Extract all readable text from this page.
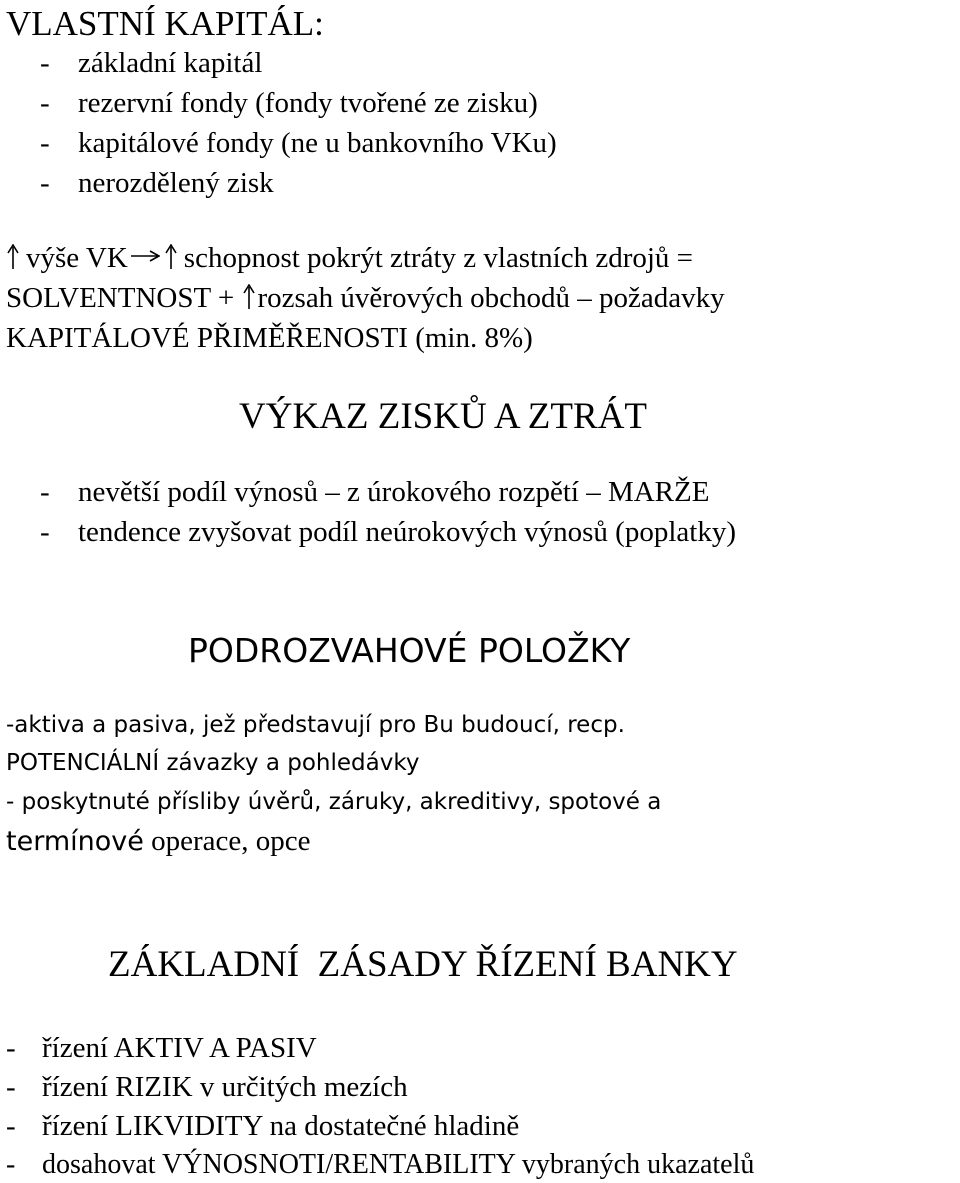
VLASTNÍ KAPITÁL:
- základní kapitál
- rezervní fondy (fondy tvořené ze zisku)
- kapitálové fondy (ne u bankovního VKu)
- nerozdělený zisk
výše VK schopnost pokrýt ztráty z vlastních zdrojů =
SOLVENTNOST + rozsah úvěrových obchodů – požadavky
KAPITÁLOVÉ PŘIMĚŘENOSTI (min. 8%)
VÝKAZ ZISKŮ A ZTRÁT
- nevětší podíl výnosů – z úrokového rozpětí – MARŽE
- tendence zvyšovat podíl neúrokových výnosů (poplatky)
PODROZVAHOVÉ POLOŽKY
-aktiva a pasiva, jež představují pro Bu budoucí, recp.
POTENCIÁLNÍ závazky a pohledávky
- poskytnuté přísliby úvěrů, záruky, akreditivy, spotové a
termínové operace, opce
ZÁKLADNÍ  ZÁSADY ŘÍZENÍ BANKY
- řízení AKTIV A PASIV
- řízení RIZIK v určitých mezích
- řízení LIKVIDITY na dostatečné hladině
- dosahovat VÝNOSNOTI/RENTABILITY vybraných ukazatelů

++++++

What you should do:
Write out the material above once more, exactly as it reads, with no pictures.

Full solution:
Extract all readable text from this page.
VLASTNÍ KAPITÁL:
- základní kapitál
- rezervní fondy (fondy tvořené ze zisku)
- kapitálové fondy (ne u bankovního VKu)
- nerozdělený zisk
výše VK schopnost pokrýt ztráty z vlastních zdrojů =
SOLVENTNOST + rozsah úvěrových obchodů – požadavky
KAPITÁLOVÉ PŘIMĚŘENOSTI (min. 8%)
VÝKAZ ZISKŮ A ZTRÁT
- nevětší podíl výnosů – z úrokového rozpětí – MARŽE
- tendence zvyšovat podíl neúrokových výnosů (poplatky)
PODROZVAHOVÉ POLOŽKY
-aktiva a pasiva, jež představují pro Bu budoucí, recp.
POTENCIÁLNÍ závazky a pohledávky
- poskytnuté přísliby úvěrů, záruky, akreditivy, spotové a
termínové operace, opce
ZÁKLADNÍ  ZÁSADY ŘÍZENÍ BANKY
- řízení AKTIV A PASIV
- řízení RIZIK v určitých mezích
- řízení LIKVIDITY na dostatečné hladině
- dosahovat VÝNOSNOTI/RENTABILITY vybraných ukazatelů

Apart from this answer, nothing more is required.